** To be done **
Go through the data below and copy it exactly, skipping every picture.
=== Available records ===
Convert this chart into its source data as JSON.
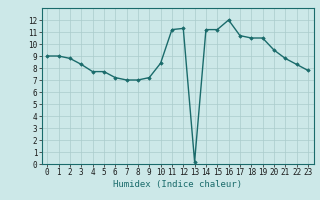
{
  "x": [
    0,
    1,
    2,
    3,
    4,
    5,
    6,
    7,
    8,
    9,
    10,
    11,
    12,
    13,
    14,
    15,
    16,
    17,
    18,
    19,
    20,
    21,
    22,
    23
  ],
  "y": [
    9.0,
    9.0,
    8.8,
    8.3,
    7.7,
    7.7,
    7.2,
    7.0,
    7.0,
    7.2,
    8.4,
    11.2,
    11.3,
    0.2,
    11.2,
    11.2,
    12.0,
    10.7,
    10.5,
    10.5,
    9.5,
    8.8,
    8.3,
    7.8
  ],
  "xlabel": "Humidex (Indice chaleur)",
  "xlim": [
    -0.5,
    23.5
  ],
  "ylim": [
    0,
    13
  ],
  "yticks": [
    0,
    1,
    2,
    3,
    4,
    5,
    6,
    7,
    8,
    9,
    10,
    11,
    12
  ],
  "xticks": [
    0,
    1,
    2,
    3,
    4,
    5,
    6,
    7,
    8,
    9,
    10,
    11,
    12,
    13,
    14,
    15,
    16,
    17,
    18,
    19,
    20,
    21,
    22,
    23
  ],
  "line_color": "#1a6b6b",
  "marker": "D",
  "marker_size": 1.8,
  "line_width": 1.0,
  "bg_color": "#cce8e8",
  "grid_color": "#aacccc",
  "font_color": "#1a1a1a",
  "xlabel_fontsize": 6.5,
  "tick_fontsize": 5.5
}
===
** Reply to the exercise **
Convert this chart into its source data as JSON.
{
  "x": [
    0,
    1,
    2,
    3,
    4,
    5,
    6,
    7,
    8,
    9,
    10,
    11,
    12,
    13,
    14,
    15,
    16,
    17,
    18,
    19,
    20,
    21,
    22,
    23
  ],
  "y": [
    9.0,
    9.0,
    8.8,
    8.3,
    7.7,
    7.7,
    7.2,
    7.0,
    7.0,
    7.2,
    8.4,
    11.2,
    11.3,
    0.2,
    11.2,
    11.2,
    12.0,
    10.7,
    10.5,
    10.5,
    9.5,
    8.8,
    8.3,
    7.8
  ],
  "xlabel": "Humidex (Indice chaleur)",
  "xlim": [
    -0.5,
    23.5
  ],
  "ylim": [
    0,
    13
  ],
  "yticks": [
    0,
    1,
    2,
    3,
    4,
    5,
    6,
    7,
    8,
    9,
    10,
    11,
    12
  ],
  "xticks": [
    0,
    1,
    2,
    3,
    4,
    5,
    6,
    7,
    8,
    9,
    10,
    11,
    12,
    13,
    14,
    15,
    16,
    17,
    18,
    19,
    20,
    21,
    22,
    23
  ],
  "line_color": "#1a6b6b",
  "marker": "D",
  "marker_size": 1.8,
  "line_width": 1.0,
  "bg_color": "#cce8e8",
  "grid_color": "#aacccc",
  "font_color": "#1a1a1a",
  "xlabel_fontsize": 6.5,
  "tick_fontsize": 5.5
}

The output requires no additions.